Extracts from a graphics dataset
————————
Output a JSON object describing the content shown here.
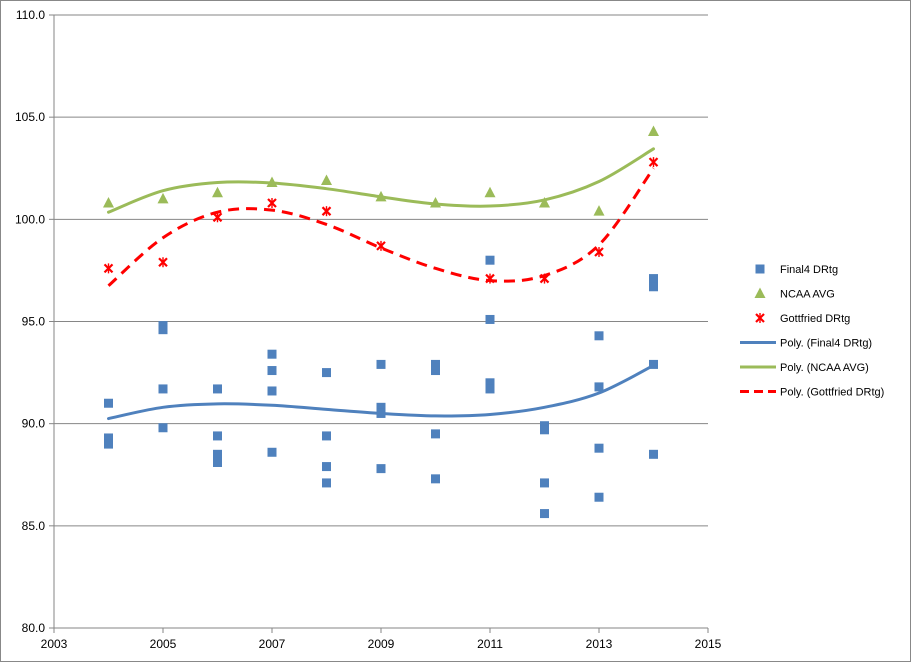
{
  "chart_data": {
    "type": "scatter",
    "title": "",
    "xlabel": "",
    "ylabel": "",
    "xlim": [
      2003,
      2015
    ],
    "ylim": [
      80,
      110
    ],
    "x_ticks": [
      2003,
      2005,
      2007,
      2009,
      2011,
      2013,
      2015
    ],
    "y_ticks": [
      80,
      85,
      90,
      95,
      100,
      105,
      110
    ],
    "x_tick_labels": [
      "2003",
      "2005",
      "2007",
      "2009",
      "2011",
      "2013",
      "2015"
    ],
    "y_tick_labels": [
      "80.0",
      "85.0",
      "90.0",
      "95.0",
      "100.0",
      "105.0",
      "110.0"
    ],
    "grid": "horizontal",
    "legend_position": "right",
    "series": [
      {
        "name": "Final4 DRtg",
        "marker": "square",
        "color": "#4F81BD",
        "points": [
          [
            2004,
            91.0
          ],
          [
            2004,
            89.3
          ],
          [
            2004,
            89.0
          ],
          [
            2005,
            94.8
          ],
          [
            2005,
            94.6
          ],
          [
            2005,
            91.7
          ],
          [
            2005,
            89.8
          ],
          [
            2006,
            91.7
          ],
          [
            2006,
            89.4
          ],
          [
            2006,
            88.5
          ],
          [
            2006,
            88.1
          ],
          [
            2007,
            93.4
          ],
          [
            2007,
            92.6
          ],
          [
            2007,
            91.6
          ],
          [
            2007,
            88.6
          ],
          [
            2008,
            92.5
          ],
          [
            2008,
            89.4
          ],
          [
            2008,
            87.9
          ],
          [
            2008,
            87.1
          ],
          [
            2009,
            92.9
          ],
          [
            2009,
            90.8
          ],
          [
            2009,
            90.5
          ],
          [
            2009,
            87.8
          ],
          [
            2010,
            92.9
          ],
          [
            2010,
            92.6
          ],
          [
            2010,
            89.5
          ],
          [
            2010,
            87.3
          ],
          [
            2011,
            98.0
          ],
          [
            2011,
            95.1
          ],
          [
            2011,
            92.0
          ],
          [
            2011,
            91.7
          ],
          [
            2012,
            89.9
          ],
          [
            2012,
            89.7
          ],
          [
            2012,
            87.1
          ],
          [
            2012,
            85.6
          ],
          [
            2013,
            94.3
          ],
          [
            2013,
            91.8
          ],
          [
            2013,
            88.8
          ],
          [
            2013,
            86.4
          ],
          [
            2014,
            97.1
          ],
          [
            2014,
            96.7
          ],
          [
            2014,
            92.9
          ],
          [
            2014,
            88.5
          ]
        ]
      },
      {
        "name": "NCAA AVG",
        "marker": "triangle",
        "color": "#9BBB59",
        "points": [
          [
            2004,
            100.8
          ],
          [
            2005,
            101.0
          ],
          [
            2006,
            101.3
          ],
          [
            2007,
            101.8
          ],
          [
            2008,
            101.9
          ],
          [
            2009,
            101.1
          ],
          [
            2010,
            100.8
          ],
          [
            2011,
            101.3
          ],
          [
            2012,
            100.8
          ],
          [
            2013,
            100.4
          ],
          [
            2014,
            104.3
          ]
        ]
      },
      {
        "name": "Gottfried DRtg",
        "marker": "x",
        "color": "#FF0000",
        "points": [
          [
            2004,
            97.6
          ],
          [
            2005,
            97.9
          ],
          [
            2006,
            100.1
          ],
          [
            2007,
            100.8
          ],
          [
            2008,
            100.4
          ],
          [
            2009,
            98.7
          ],
          [
            2011,
            97.1
          ],
          [
            2012,
            97.1
          ],
          [
            2013,
            98.4
          ],
          [
            2014,
            102.8
          ]
        ]
      }
    ],
    "trendlines": [
      {
        "name": "Poly. (Final4 DRtg)",
        "color": "#4F81BD",
        "dash": "solid",
        "points": [
          [
            2004,
            90.25
          ],
          [
            2005,
            90.8
          ],
          [
            2006,
            90.97
          ],
          [
            2007,
            90.9
          ],
          [
            2008,
            90.7
          ],
          [
            2009,
            90.5
          ],
          [
            2010,
            90.38
          ],
          [
            2011,
            90.45
          ],
          [
            2012,
            90.8
          ],
          [
            2013,
            91.5
          ],
          [
            2014,
            92.85
          ]
        ]
      },
      {
        "name": "Poly. (NCAA AVG)",
        "color": "#9BBB59",
        "dash": "solid",
        "points": [
          [
            2004,
            100.35
          ],
          [
            2005,
            101.4
          ],
          [
            2006,
            101.8
          ],
          [
            2007,
            101.78
          ],
          [
            2008,
            101.5
          ],
          [
            2009,
            101.1
          ],
          [
            2010,
            100.75
          ],
          [
            2011,
            100.65
          ],
          [
            2012,
            100.95
          ],
          [
            2013,
            101.85
          ],
          [
            2014,
            103.45
          ]
        ]
      },
      {
        "name": "Poly. (Gottfried DRtg)",
        "color": "#FF0000",
        "dash": "dashed",
        "points": [
          [
            2004,
            96.75
          ],
          [
            2005,
            99.1
          ],
          [
            2006,
            100.35
          ],
          [
            2007,
            100.45
          ],
          [
            2008,
            99.75
          ],
          [
            2009,
            98.6
          ],
          [
            2010,
            97.6
          ],
          [
            2011,
            97.0
          ],
          [
            2012,
            97.25
          ],
          [
            2013,
            98.75
          ],
          [
            2014,
            102.5
          ]
        ]
      }
    ]
  }
}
————————
-- Prompt --
The listing above needs to be output again exactly. Don't include the pictures.

-- Full response --
Output a JSON object describing the content shown here.
{
  "chart_data": {
    "type": "scatter",
    "title": "",
    "xlabel": "",
    "ylabel": "",
    "xlim": [
      2003,
      2015
    ],
    "ylim": [
      80,
      110
    ],
    "x_ticks": [
      2003,
      2005,
      2007,
      2009,
      2011,
      2013,
      2015
    ],
    "y_ticks": [
      80,
      85,
      90,
      95,
      100,
      105,
      110
    ],
    "x_tick_labels": [
      "2003",
      "2005",
      "2007",
      "2009",
      "2011",
      "2013",
      "2015"
    ],
    "y_tick_labels": [
      "80.0",
      "85.0",
      "90.0",
      "95.0",
      "100.0",
      "105.0",
      "110.0"
    ],
    "grid": "horizontal",
    "legend_position": "right",
    "series": [
      {
        "name": "Final4 DRtg",
        "marker": "square",
        "color": "#4F81BD",
        "points": [
          [
            2004,
            91.0
          ],
          [
            2004,
            89.3
          ],
          [
            2004,
            89.0
          ],
          [
            2005,
            94.8
          ],
          [
            2005,
            94.6
          ],
          [
            2005,
            91.7
          ],
          [
            2005,
            89.8
          ],
          [
            2006,
            91.7
          ],
          [
            2006,
            89.4
          ],
          [
            2006,
            88.5
          ],
          [
            2006,
            88.1
          ],
          [
            2007,
            93.4
          ],
          [
            2007,
            92.6
          ],
          [
            2007,
            91.6
          ],
          [
            2007,
            88.6
          ],
          [
            2008,
            92.5
          ],
          [
            2008,
            89.4
          ],
          [
            2008,
            87.9
          ],
          [
            2008,
            87.1
          ],
          [
            2009,
            92.9
          ],
          [
            2009,
            90.8
          ],
          [
            2009,
            90.5
          ],
          [
            2009,
            87.8
          ],
          [
            2010,
            92.9
          ],
          [
            2010,
            92.6
          ],
          [
            2010,
            89.5
          ],
          [
            2010,
            87.3
          ],
          [
            2011,
            98.0
          ],
          [
            2011,
            95.1
          ],
          [
            2011,
            92.0
          ],
          [
            2011,
            91.7
          ],
          [
            2012,
            89.9
          ],
          [
            2012,
            89.7
          ],
          [
            2012,
            87.1
          ],
          [
            2012,
            85.6
          ],
          [
            2013,
            94.3
          ],
          [
            2013,
            91.8
          ],
          [
            2013,
            88.8
          ],
          [
            2013,
            86.4
          ],
          [
            2014,
            97.1
          ],
          [
            2014,
            96.7
          ],
          [
            2014,
            92.9
          ],
          [
            2014,
            88.5
          ]
        ]
      },
      {
        "name": "NCAA AVG",
        "marker": "triangle",
        "color": "#9BBB59",
        "points": [
          [
            2004,
            100.8
          ],
          [
            2005,
            101.0
          ],
          [
            2006,
            101.3
          ],
          [
            2007,
            101.8
          ],
          [
            2008,
            101.9
          ],
          [
            2009,
            101.1
          ],
          [
            2010,
            100.8
          ],
          [
            2011,
            101.3
          ],
          [
            2012,
            100.8
          ],
          [
            2013,
            100.4
          ],
          [
            2014,
            104.3
          ]
        ]
      },
      {
        "name": "Gottfried DRtg",
        "marker": "x",
        "color": "#FF0000",
        "points": [
          [
            2004,
            97.6
          ],
          [
            2005,
            97.9
          ],
          [
            2006,
            100.1
          ],
          [
            2007,
            100.8
          ],
          [
            2008,
            100.4
          ],
          [
            2009,
            98.7
          ],
          [
            2011,
            97.1
          ],
          [
            2012,
            97.1
          ],
          [
            2013,
            98.4
          ],
          [
            2014,
            102.8
          ]
        ]
      }
    ],
    "trendlines": [
      {
        "name": "Poly. (Final4 DRtg)",
        "color": "#4F81BD",
        "dash": "solid",
        "points": [
          [
            2004,
            90.25
          ],
          [
            2005,
            90.8
          ],
          [
            2006,
            90.97
          ],
          [
            2007,
            90.9
          ],
          [
            2008,
            90.7
          ],
          [
            2009,
            90.5
          ],
          [
            2010,
            90.38
          ],
          [
            2011,
            90.45
          ],
          [
            2012,
            90.8
          ],
          [
            2013,
            91.5
          ],
          [
            2014,
            92.85
          ]
        ]
      },
      {
        "name": "Poly. (NCAA AVG)",
        "color": "#9BBB59",
        "dash": "solid",
        "points": [
          [
            2004,
            100.35
          ],
          [
            2005,
            101.4
          ],
          [
            2006,
            101.8
          ],
          [
            2007,
            101.78
          ],
          [
            2008,
            101.5
          ],
          [
            2009,
            101.1
          ],
          [
            2010,
            100.75
          ],
          [
            2011,
            100.65
          ],
          [
            2012,
            100.95
          ],
          [
            2013,
            101.85
          ],
          [
            2014,
            103.45
          ]
        ]
      },
      {
        "name": "Poly. (Gottfried DRtg)",
        "color": "#FF0000",
        "dash": "dashed",
        "points": [
          [
            2004,
            96.75
          ],
          [
            2005,
            99.1
          ],
          [
            2006,
            100.35
          ],
          [
            2007,
            100.45
          ],
          [
            2008,
            99.75
          ],
          [
            2009,
            98.6
          ],
          [
            2010,
            97.6
          ],
          [
            2011,
            97.0
          ],
          [
            2012,
            97.25
          ],
          [
            2013,
            98.75
          ],
          [
            2014,
            102.5
          ]
        ]
      }
    ]
  }
}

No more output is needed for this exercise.